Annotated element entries
BEGIN
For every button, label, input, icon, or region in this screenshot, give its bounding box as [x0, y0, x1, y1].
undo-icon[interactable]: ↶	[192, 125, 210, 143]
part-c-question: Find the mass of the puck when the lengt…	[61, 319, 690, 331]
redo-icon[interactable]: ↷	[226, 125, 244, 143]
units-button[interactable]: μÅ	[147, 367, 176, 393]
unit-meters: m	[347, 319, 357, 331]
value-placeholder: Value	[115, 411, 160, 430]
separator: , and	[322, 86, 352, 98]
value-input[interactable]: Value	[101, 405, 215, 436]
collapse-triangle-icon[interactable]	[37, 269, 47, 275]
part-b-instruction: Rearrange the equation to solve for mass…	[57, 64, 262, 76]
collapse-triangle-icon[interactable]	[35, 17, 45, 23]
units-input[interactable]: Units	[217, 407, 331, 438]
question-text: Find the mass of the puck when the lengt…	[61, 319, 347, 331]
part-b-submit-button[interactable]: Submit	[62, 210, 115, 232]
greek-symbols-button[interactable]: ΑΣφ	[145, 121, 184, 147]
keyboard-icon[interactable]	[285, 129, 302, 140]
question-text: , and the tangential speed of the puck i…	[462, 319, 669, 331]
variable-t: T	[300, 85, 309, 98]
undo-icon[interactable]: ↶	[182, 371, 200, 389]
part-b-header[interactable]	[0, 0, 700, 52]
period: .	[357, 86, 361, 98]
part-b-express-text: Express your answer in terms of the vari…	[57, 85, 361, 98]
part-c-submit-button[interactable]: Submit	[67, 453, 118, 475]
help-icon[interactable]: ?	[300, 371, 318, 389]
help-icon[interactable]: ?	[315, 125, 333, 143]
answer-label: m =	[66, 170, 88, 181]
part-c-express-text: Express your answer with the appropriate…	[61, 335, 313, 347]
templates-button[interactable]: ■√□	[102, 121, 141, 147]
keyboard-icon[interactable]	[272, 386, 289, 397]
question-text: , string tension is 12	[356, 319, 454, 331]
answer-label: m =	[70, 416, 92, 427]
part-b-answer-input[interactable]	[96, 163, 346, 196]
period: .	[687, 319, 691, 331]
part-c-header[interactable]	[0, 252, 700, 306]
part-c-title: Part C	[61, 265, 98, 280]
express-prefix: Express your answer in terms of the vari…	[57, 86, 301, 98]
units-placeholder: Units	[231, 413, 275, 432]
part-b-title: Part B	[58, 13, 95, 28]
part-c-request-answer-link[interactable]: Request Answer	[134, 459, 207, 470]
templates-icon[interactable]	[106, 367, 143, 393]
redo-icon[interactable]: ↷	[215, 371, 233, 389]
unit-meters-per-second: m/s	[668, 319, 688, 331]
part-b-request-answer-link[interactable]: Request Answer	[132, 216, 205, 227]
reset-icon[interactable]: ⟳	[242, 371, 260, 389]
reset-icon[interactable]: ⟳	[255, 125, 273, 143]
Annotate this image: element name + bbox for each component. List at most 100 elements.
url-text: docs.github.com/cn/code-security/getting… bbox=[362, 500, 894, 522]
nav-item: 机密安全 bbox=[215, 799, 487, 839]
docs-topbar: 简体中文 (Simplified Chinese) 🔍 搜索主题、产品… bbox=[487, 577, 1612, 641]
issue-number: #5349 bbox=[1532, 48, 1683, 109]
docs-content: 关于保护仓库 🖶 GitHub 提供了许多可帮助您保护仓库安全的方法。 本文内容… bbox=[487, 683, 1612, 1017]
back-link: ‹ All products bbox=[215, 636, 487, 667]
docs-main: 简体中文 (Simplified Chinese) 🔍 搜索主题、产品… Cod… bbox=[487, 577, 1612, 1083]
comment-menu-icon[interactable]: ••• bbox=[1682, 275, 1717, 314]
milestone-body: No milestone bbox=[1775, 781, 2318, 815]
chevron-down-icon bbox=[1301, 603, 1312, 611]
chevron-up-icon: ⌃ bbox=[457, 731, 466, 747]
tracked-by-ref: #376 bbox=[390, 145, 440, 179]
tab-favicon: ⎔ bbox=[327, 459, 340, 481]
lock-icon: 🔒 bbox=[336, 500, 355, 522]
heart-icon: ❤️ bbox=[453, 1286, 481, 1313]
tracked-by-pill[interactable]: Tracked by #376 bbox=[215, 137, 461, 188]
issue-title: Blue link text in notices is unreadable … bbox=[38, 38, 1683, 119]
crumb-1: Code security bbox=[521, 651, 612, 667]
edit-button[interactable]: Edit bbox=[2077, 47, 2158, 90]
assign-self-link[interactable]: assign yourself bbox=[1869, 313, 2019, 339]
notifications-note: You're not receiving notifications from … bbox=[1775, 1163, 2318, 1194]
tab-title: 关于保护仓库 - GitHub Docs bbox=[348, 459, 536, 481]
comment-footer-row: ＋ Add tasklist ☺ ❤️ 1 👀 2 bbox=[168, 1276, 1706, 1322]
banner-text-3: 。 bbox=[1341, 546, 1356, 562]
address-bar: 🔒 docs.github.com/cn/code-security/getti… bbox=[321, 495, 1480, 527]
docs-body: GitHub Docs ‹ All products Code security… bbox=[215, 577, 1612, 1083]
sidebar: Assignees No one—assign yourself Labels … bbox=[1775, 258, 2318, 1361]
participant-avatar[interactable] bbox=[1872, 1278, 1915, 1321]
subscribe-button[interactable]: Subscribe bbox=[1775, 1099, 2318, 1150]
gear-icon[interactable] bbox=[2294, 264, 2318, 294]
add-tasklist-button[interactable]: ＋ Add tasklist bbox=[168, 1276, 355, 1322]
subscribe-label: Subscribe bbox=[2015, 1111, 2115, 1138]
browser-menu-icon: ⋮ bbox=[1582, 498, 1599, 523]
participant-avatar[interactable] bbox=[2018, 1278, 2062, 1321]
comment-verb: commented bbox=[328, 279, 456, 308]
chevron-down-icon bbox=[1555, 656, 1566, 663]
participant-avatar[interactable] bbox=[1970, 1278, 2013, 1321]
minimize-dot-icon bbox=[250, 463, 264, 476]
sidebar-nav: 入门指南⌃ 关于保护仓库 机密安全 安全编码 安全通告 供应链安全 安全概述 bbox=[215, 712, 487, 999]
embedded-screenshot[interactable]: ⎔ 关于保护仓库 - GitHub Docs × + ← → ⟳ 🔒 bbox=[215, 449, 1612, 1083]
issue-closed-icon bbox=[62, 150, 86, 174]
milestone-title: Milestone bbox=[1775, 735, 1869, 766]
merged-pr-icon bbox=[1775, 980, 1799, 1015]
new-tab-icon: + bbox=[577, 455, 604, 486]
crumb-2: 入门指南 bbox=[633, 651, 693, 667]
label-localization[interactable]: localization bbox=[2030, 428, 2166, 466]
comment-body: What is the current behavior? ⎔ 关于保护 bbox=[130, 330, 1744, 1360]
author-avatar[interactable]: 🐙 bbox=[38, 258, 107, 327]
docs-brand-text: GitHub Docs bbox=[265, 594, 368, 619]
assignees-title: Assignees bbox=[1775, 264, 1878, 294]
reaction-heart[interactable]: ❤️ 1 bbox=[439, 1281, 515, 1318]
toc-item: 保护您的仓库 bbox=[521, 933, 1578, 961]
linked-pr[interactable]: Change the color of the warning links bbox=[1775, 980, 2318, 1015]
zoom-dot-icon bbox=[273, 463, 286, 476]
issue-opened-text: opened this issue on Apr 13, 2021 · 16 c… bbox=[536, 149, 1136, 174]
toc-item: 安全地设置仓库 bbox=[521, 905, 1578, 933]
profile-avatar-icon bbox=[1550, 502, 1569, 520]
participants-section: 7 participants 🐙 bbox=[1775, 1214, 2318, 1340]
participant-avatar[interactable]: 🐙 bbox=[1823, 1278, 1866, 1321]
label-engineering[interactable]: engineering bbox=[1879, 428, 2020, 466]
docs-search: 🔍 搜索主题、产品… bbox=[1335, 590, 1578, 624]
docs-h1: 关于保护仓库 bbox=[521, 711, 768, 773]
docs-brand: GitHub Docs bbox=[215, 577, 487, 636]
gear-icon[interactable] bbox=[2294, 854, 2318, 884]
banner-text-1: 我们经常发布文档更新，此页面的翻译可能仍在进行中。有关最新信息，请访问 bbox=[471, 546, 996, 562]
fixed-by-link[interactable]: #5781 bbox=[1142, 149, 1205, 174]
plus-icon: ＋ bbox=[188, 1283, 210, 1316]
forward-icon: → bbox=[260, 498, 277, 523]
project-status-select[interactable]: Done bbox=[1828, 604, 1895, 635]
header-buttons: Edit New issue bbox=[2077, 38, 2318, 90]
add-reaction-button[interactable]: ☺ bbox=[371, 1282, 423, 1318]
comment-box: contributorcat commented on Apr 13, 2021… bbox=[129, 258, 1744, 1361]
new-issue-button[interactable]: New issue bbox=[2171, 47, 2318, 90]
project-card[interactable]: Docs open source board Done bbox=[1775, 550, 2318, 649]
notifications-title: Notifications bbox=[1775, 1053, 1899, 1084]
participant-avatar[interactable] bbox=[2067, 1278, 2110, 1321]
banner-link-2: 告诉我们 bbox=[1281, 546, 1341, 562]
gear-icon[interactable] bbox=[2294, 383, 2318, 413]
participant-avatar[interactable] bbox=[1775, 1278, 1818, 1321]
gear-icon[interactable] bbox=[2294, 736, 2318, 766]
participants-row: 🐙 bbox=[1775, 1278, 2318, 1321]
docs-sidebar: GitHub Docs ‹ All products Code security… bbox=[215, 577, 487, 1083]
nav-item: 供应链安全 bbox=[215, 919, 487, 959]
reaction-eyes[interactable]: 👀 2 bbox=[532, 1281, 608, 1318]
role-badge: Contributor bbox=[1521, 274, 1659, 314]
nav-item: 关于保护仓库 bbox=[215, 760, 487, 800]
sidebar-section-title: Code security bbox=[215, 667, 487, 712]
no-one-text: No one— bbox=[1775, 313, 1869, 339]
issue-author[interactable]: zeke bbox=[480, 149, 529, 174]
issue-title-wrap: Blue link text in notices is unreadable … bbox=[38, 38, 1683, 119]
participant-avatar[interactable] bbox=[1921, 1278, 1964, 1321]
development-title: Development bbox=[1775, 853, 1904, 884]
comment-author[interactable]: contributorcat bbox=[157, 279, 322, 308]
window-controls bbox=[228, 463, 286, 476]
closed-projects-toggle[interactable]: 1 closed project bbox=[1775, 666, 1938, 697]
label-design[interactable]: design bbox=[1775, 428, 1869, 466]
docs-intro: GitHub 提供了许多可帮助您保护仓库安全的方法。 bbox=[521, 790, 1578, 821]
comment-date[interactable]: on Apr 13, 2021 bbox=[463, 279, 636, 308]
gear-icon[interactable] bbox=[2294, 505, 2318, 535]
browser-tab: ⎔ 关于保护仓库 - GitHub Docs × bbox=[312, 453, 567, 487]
END
Short problem -
Express the lines from the first one through the line containing "319, 688, 331]", inclusive, as a JSON list of strings with one string per line and blank lines omitted.

Response below -
[
  "For every button, label, input, icon, or region in this screenshot, give its bounding box as [x0, y0, x1, y1].",
  "undo-icon[interactable]: ↶\t[192, 125, 210, 143]",
  "part-c-question: Find the mass of the puck when the lengt…\t[61, 319, 690, 331]",
  "redo-icon[interactable]: ↷\t[226, 125, 244, 143]",
  "units-button[interactable]: μÅ\t[147, 367, 176, 393]",
  "unit-meters: m\t[347, 319, 357, 331]",
  "value-placeholder: Value\t[115, 411, 160, 430]",
  "separator: , and\t[322, 86, 352, 98]",
  "value-input[interactable]: Value\t[101, 405, 215, 436]",
  "collapse-triangle-icon[interactable]\t[37, 269, 47, 275]",
  "part-b-instruction: Rearrange the equation to solve for mass…\t[57, 64, 262, 76]",
  "collapse-triangle-icon[interactable]\t[35, 17, 45, 23]",
  "units-input[interactable]: Units\t[217, 407, 331, 438]",
  "question-text: Find the mass of the puck when the lengt…\t[61, 319, 347, 331]",
  "part-b-submit-button[interactable]: Submit\t[62, 210, 115, 232]",
  "greek-symbols-button[interactable]: ΑΣφ\t[145, 121, 184, 147]",
  "keyboard-icon[interactable]\t[285, 129, 302, 140]",
  "question-text: , and the tangential speed of the puck i…\t[462, 319, 669, 331]",
  "variable-t: T\t[300, 85, 309, 98]",
  "undo-icon[interactable]: ↶\t[182, 371, 200, 389]",
  "part-b-header[interactable]\t[0, 0, 700, 52]",
  "period: .\t[357, 86, 361, 98]",
  "part-b-express-text: Express your answer in terms of the vari…\t[57, 85, 361, 98]",
  "part-c-submit-button[interactable]: Submit\t[67, 453, 118, 475]",
  "help-icon[interactable]: ?\t[300, 371, 318, 389]",
  "help-icon[interactable]: ?\t[315, 125, 333, 143]",
  "answer-label: m =\t[66, 170, 88, 181]",
  "part-c-express-text: Express your answer with the appropriate…\t[61, 335, 313, 347]",
  "templates-button[interactable]: ■√□\t[102, 121, 141, 147]",
  "keyboard-icon[interactable]\t[272, 386, 289, 397]",
  "question-text: , string tension is 12\t[356, 319, 454, 331]",
  "answer-label: m =\t[70, 416, 92, 427]",
  "part-b-answer-input[interactable]\t[96, 163, 346, 196]",
  "period: .\t[687, 319, 691, 331]",
  "part-c-header[interactable]\t[0, 252, 700, 306]",
  "part-c-title: Part C\t[61, 265, 98, 280]",
  "express-prefix: Express your answer in terms of the vari…\t[57, 86, 301, 98]",
  "units-placeholder: Units\t[231, 413, 275, 432]",
  "part-b-title: Part B\t[58, 13, 95, 28]",
  "part-c-request-answer-link[interactable]: Request Answer\t[134, 459, 207, 470]",
  "templates-icon[interactable]\t[106, 367, 143, 393]",
  "redo-icon[interactable]: ↷\t[215, 371, 233, 389]",
  "unit-meters-per-second: m/s\t[668, 319, 688, 331]"
]